* Dataset:
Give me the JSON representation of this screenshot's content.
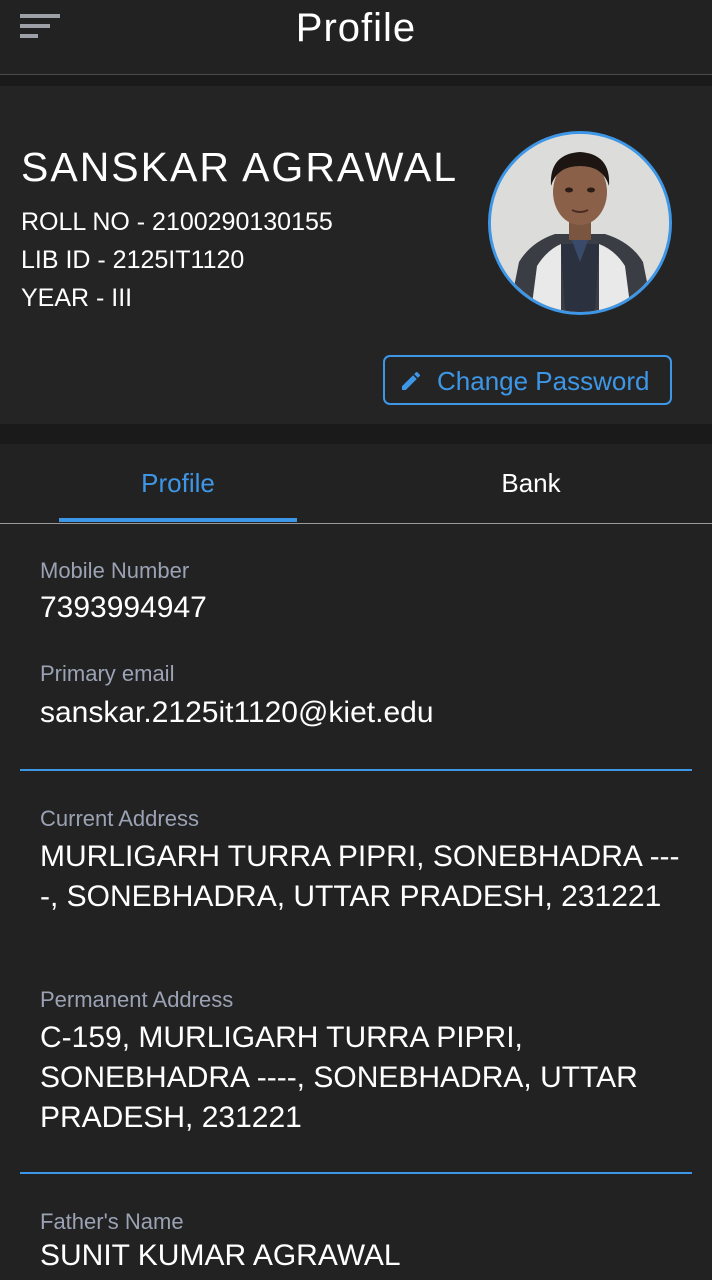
{
  "app_bar": {
    "title": "Profile",
    "menu_icon": "sort-menu-icon"
  },
  "student": {
    "name": "SANSKAR AGRAWAL",
    "roll_no": "ROLL NO - 2100290130155",
    "lib_id": "LIB ID - 2125IT1120",
    "year": "YEAR - III",
    "change_password_label": "Change Password",
    "change_password_icon": "pencil-icon"
  },
  "tabs": [
    {
      "label": "Profile",
      "active": true
    },
    {
      "label": "Bank",
      "active": false
    }
  ],
  "details": {
    "mobile_label": "Mobile Number",
    "mobile_value": "7393994947",
    "email_label": "Primary email",
    "email_value": "sanskar.2125it1120@kiet.edu",
    "current_address_label": "Current Address",
    "current_address_value": "MURLIGARH TURRA PIPRI, SONEBHADRA ----, SONEBHADRA, UTTAR PRADESH, 231221",
    "permanent_address_label": "Permanent Address",
    "permanent_address_value": "C-159, MURLIGARH TURRA PIPRI, SONEBHADRA ----, SONEBHADRA, UTTAR PRADESH, 231221",
    "father_name_label": "Father's Name",
    "father_name_value": "SUNIT KUMAR AGRAWAL"
  },
  "colors": {
    "accent": "#3d97e6",
    "background": "#222222",
    "label": "#9aa2b4"
  }
}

* What to produce: Every line of the data should be copied as it stands, without the images.

* Completed exercise:
Give me the JSON representation of this screenshot's content.
{
  "app_bar": {
    "title": "Profile",
    "menu_icon": "sort-menu-icon"
  },
  "student": {
    "name": "SANSKAR AGRAWAL",
    "roll_no": "ROLL NO - 2100290130155",
    "lib_id": "LIB ID - 2125IT1120",
    "year": "YEAR - III",
    "change_password_label": "Change Password",
    "change_password_icon": "pencil-icon"
  },
  "tabs": [
    {
      "label": "Profile",
      "active": true
    },
    {
      "label": "Bank",
      "active": false
    }
  ],
  "details": {
    "mobile_label": "Mobile Number",
    "mobile_value": "7393994947",
    "email_label": "Primary email",
    "email_value": "sanskar.2125it1120@kiet.edu",
    "current_address_label": "Current Address",
    "current_address_value": "MURLIGARH TURRA PIPRI, SONEBHADRA ----, SONEBHADRA, UTTAR PRADESH, 231221",
    "permanent_address_label": "Permanent Address",
    "permanent_address_value": "C-159, MURLIGARH TURRA PIPRI, SONEBHADRA ----, SONEBHADRA, UTTAR PRADESH, 231221",
    "father_name_label": "Father's Name",
    "father_name_value": "SUNIT KUMAR AGRAWAL"
  },
  "colors": {
    "accent": "#3d97e6",
    "background": "#222222",
    "label": "#9aa2b4"
  }
}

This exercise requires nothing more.